╭──

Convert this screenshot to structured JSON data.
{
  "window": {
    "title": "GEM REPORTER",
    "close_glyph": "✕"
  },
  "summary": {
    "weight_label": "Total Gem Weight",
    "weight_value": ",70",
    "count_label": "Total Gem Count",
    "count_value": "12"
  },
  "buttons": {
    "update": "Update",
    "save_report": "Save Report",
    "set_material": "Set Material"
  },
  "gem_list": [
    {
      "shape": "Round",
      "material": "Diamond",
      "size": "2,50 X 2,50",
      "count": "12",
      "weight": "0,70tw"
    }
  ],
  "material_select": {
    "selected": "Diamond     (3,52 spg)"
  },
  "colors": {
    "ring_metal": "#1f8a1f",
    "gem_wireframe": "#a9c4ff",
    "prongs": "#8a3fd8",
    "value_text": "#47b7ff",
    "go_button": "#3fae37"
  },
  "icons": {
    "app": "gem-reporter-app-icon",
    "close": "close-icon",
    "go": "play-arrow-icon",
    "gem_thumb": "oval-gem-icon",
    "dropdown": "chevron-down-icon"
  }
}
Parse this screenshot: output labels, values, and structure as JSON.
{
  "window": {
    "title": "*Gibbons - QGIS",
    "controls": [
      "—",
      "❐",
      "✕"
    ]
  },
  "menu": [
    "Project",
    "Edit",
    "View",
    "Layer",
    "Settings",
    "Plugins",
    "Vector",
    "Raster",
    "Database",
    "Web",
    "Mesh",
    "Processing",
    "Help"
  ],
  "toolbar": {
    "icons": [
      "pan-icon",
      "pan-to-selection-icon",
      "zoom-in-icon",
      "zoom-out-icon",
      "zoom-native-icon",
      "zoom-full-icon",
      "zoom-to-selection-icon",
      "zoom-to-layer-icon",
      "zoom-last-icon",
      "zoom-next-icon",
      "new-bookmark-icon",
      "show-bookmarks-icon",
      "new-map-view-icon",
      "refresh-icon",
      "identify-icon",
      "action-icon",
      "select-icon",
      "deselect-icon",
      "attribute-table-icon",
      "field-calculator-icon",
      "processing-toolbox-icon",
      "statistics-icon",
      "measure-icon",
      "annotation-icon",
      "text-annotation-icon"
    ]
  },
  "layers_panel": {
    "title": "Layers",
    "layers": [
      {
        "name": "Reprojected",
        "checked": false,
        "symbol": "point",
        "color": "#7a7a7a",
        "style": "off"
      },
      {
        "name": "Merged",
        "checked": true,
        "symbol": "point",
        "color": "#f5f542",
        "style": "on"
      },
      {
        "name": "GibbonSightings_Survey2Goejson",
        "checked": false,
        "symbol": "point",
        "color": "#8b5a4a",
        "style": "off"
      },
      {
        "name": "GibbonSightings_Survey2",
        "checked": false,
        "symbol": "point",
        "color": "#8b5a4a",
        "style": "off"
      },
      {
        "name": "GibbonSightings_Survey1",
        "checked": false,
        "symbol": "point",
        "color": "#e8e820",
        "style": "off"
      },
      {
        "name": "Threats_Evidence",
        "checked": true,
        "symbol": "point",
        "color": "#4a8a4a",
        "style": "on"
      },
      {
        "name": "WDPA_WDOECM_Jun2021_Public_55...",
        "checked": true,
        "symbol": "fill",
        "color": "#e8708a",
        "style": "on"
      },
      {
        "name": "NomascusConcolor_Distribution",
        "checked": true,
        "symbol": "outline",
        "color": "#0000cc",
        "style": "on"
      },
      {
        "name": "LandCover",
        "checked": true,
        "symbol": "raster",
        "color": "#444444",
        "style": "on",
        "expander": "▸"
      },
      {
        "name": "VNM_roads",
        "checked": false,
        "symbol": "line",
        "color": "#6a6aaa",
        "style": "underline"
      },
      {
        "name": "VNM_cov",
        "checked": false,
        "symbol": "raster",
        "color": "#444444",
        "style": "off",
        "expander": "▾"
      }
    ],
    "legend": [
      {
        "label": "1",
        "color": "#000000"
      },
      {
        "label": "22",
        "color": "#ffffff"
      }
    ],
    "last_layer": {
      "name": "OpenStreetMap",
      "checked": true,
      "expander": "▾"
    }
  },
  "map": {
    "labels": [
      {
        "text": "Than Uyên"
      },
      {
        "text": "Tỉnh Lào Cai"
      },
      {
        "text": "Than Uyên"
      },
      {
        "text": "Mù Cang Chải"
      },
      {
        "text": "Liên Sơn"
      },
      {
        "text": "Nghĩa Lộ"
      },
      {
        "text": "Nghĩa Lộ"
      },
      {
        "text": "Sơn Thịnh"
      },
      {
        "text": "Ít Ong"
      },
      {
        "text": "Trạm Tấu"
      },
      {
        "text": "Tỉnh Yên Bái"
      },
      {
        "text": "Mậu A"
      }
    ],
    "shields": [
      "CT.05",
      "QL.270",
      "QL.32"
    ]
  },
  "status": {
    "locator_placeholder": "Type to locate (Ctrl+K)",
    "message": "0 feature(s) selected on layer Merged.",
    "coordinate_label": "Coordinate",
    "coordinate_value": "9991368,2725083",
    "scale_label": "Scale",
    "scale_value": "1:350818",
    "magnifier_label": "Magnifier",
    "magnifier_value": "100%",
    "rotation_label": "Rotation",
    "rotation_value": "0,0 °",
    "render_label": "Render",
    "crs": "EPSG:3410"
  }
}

╰──

**Goal:** Write out the data exactly as it stands.

**Output for this exercise:**
Convert this screenshot to structured JSON data.
{
  "window": {
    "title": "GEM REPORTER",
    "close_glyph": "✕"
  },
  "summary": {
    "weight_label": "Total Gem Weight",
    "weight_value": ",70",
    "count_label": "Total Gem Count",
    "count_value": "12"
  },
  "buttons": {
    "update": "Update",
    "save_report": "Save Report",
    "set_material": "Set Material"
  },
  "gem_list": [
    {
      "shape": "Round",
      "material": "Diamond",
      "size": "2,50 X 2,50",
      "count": "12",
      "weight": "0,70tw"
    }
  ],
  "material_select": {
    "selected": "Diamond     (3,52 spg)"
  },
  "colors": {
    "ring_metal": "#1f8a1f",
    "gem_wireframe": "#a9c4ff",
    "prongs": "#8a3fd8",
    "value_text": "#47b7ff",
    "go_button": "#3fae37"
  },
  "icons": {
    "app": "gem-reporter-app-icon",
    "close": "close-icon",
    "go": "play-arrow-icon",
    "gem_thumb": "oval-gem-icon",
    "dropdown": "chevron-down-icon"
  }
}
Parse this screenshot: output labels, values, and structure as JSON.
{
  "window": {
    "title": "*Gibbons - QGIS",
    "controls": [
      "—",
      "❐",
      "✕"
    ]
  },
  "menu": [
    "Project",
    "Edit",
    "View",
    "Layer",
    "Settings",
    "Plugins",
    "Vector",
    "Raster",
    "Database",
    "Web",
    "Mesh",
    "Processing",
    "Help"
  ],
  "toolbar": {
    "icons": [
      "pan-icon",
      "pan-to-selection-icon",
      "zoom-in-icon",
      "zoom-out-icon",
      "zoom-native-icon",
      "zoom-full-icon",
      "zoom-to-selection-icon",
      "zoom-to-layer-icon",
      "zoom-last-icon",
      "zoom-next-icon",
      "new-bookmark-icon",
      "show-bookmarks-icon",
      "new-map-view-icon",
      "refresh-icon",
      "identify-icon",
      "action-icon",
      "select-icon",
      "deselect-icon",
      "attribute-table-icon",
      "field-calculator-icon",
      "processing-toolbox-icon",
      "statistics-icon",
      "measure-icon",
      "annotation-icon",
      "text-annotation-icon"
    ]
  },
  "layers_panel": {
    "title": "Layers",
    "layers": [
      {
        "name": "Reprojected",
        "checked": false,
        "symbol": "point",
        "color": "#7a7a7a",
        "style": "off"
      },
      {
        "name": "Merged",
        "checked": true,
        "symbol": "point",
        "color": "#f5f542",
        "style": "on"
      },
      {
        "name": "GibbonSightings_Survey2Goejson",
        "checked": false,
        "symbol": "point",
        "color": "#8b5a4a",
        "style": "off"
      },
      {
        "name": "GibbonSightings_Survey2",
        "checked": false,
        "symbol": "point",
        "color": "#8b5a4a",
        "style": "off"
      },
      {
        "name": "GibbonSightings_Survey1",
        "checked": false,
        "symbol": "point",
        "color": "#e8e820",
        "style": "off"
      },
      {
        "name": "Threats_Evidence",
        "checked": true,
        "symbol": "point",
        "color": "#4a8a4a",
        "style": "on"
      },
      {
        "name": "WDPA_WDOECM_Jun2021_Public_55...",
        "checked": true,
        "symbol": "fill",
        "color": "#e8708a",
        "style": "on"
      },
      {
        "name": "NomascusConcolor_Distribution",
        "checked": true,
        "symbol": "outline",
        "color": "#0000cc",
        "style": "on"
      },
      {
        "name": "LandCover",
        "checked": true,
        "symbol": "raster",
        "color": "#444444",
        "style": "on",
        "expander": "▸"
      },
      {
        "name": "VNM_roads",
        "checked": false,
        "symbol": "line",
        "color": "#6a6aaa",
        "style": "underline"
      },
      {
        "name": "VNM_cov",
        "checked": false,
        "symbol": "raster",
        "color": "#444444",
        "style": "off",
        "expander": "▾"
      }
    ],
    "legend": [
      {
        "label": "1",
        "color": "#000000"
      },
      {
        "label": "22",
        "color": "#ffffff"
      }
    ],
    "last_layer": {
      "name": "OpenStreetMap",
      "checked": true,
      "expander": "▾"
    }
  },
  "map": {
    "labels": [
      {
        "text": "Than Uyên"
      },
      {
        "text": "Tỉnh Lào Cai"
      },
      {
        "text": "Than Uyên"
      },
      {
        "text": "Mù Cang Chải"
      },
      {
        "text": "Liên Sơn"
      },
      {
        "text": "Nghĩa Lộ"
      },
      {
        "text": "Nghĩa Lộ"
      },
      {
        "text": "Sơn Thịnh"
      },
      {
        "text": "Ít Ong"
      },
      {
        "text": "Trạm Tấu"
      },
      {
        "text": "Tỉnh Yên Bái"
      },
      {
        "text": "Mậu A"
      }
    ],
    "shields": [
      "CT.05",
      "QL.270",
      "QL.32"
    ]
  },
  "status": {
    "locator_placeholder": "Type to locate (Ctrl+K)",
    "message": "0 feature(s) selected on layer Merged.",
    "coordinate_label": "Coordinate",
    "coordinate_value": "9991368,2725083",
    "scale_label": "Scale",
    "scale_value": "1:350818",
    "magnifier_label": "Magnifier",
    "magnifier_value": "100%",
    "rotation_label": "Rotation",
    "rotation_value": "0,0 °",
    "render_label": "Render",
    "crs": "EPSG:3410"
  }
}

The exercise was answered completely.